## Task
Reproduce the complete listing without any deviation.

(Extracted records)

»»

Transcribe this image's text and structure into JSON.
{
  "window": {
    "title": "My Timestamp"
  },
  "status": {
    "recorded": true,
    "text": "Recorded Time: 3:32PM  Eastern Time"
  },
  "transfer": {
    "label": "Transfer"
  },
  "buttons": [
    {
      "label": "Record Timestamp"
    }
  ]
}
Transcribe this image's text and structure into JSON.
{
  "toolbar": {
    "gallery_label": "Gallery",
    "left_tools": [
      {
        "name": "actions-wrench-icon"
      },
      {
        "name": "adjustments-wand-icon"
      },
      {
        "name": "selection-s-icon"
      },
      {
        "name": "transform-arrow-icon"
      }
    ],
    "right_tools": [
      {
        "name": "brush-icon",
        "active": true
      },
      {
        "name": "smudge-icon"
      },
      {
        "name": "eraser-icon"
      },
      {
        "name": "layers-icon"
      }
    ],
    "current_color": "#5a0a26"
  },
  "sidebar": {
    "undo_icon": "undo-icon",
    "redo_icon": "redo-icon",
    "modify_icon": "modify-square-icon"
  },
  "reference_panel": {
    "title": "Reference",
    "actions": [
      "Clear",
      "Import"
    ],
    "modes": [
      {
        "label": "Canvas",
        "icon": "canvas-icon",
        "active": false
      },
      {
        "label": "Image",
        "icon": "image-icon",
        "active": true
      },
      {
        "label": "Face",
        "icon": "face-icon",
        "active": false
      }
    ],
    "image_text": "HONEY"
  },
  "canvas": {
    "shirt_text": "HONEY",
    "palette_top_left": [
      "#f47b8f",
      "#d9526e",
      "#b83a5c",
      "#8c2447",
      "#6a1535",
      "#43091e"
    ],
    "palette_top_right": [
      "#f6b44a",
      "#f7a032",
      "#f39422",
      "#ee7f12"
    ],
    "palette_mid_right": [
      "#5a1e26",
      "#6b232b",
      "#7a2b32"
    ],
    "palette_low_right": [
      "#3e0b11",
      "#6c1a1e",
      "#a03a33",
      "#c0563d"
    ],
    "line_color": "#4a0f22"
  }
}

««

## Task result
Transcribe this image's text and structure into JSON.
{
  "window": {
    "title": "My Timestamp"
  },
  "status": {
    "recorded": true,
    "text": "Recorded Time: 3:32PM  Eastern Time"
  },
  "transfer": {
    "label": "Transfer"
  },
  "buttons": [
    {
      "label": "Record Timestamp"
    }
  ]
}
Transcribe this image's text and structure into JSON.
{
  "toolbar": {
    "gallery_label": "Gallery",
    "left_tools": [
      {
        "name": "actions-wrench-icon"
      },
      {
        "name": "adjustments-wand-icon"
      },
      {
        "name": "selection-s-icon"
      },
      {
        "name": "transform-arrow-icon"
      }
    ],
    "right_tools": [
      {
        "name": "brush-icon",
        "active": true
      },
      {
        "name": "smudge-icon"
      },
      {
        "name": "eraser-icon"
      },
      {
        "name": "layers-icon"
      }
    ],
    "current_color": "#5a0a26"
  },
  "sidebar": {
    "undo_icon": "undo-icon",
    "redo_icon": "redo-icon",
    "modify_icon": "modify-square-icon"
  },
  "reference_panel": {
    "title": "Reference",
    "actions": [
      "Clear",
      "Import"
    ],
    "modes": [
      {
        "label": "Canvas",
        "icon": "canvas-icon",
        "active": false
      },
      {
        "label": "Image",
        "icon": "image-icon",
        "active": true
      },
      {
        "label": "Face",
        "icon": "face-icon",
        "active": false
      }
    ],
    "image_text": "HONEY"
  },
  "canvas": {
    "shirt_text": "HONEY",
    "palette_top_left": [
      "#f47b8f",
      "#d9526e",
      "#b83a5c",
      "#8c2447",
      "#6a1535",
      "#43091e"
    ],
    "palette_top_right": [
      "#f6b44a",
      "#f7a032",
      "#f39422",
      "#ee7f12"
    ],
    "palette_mid_right": [
      "#5a1e26",
      "#6b232b",
      "#7a2b32"
    ],
    "palette_low_right": [
      "#3e0b11",
      "#6c1a1e",
      "#a03a33",
      "#c0563d"
    ],
    "line_color": "#4a0f22"
  }
}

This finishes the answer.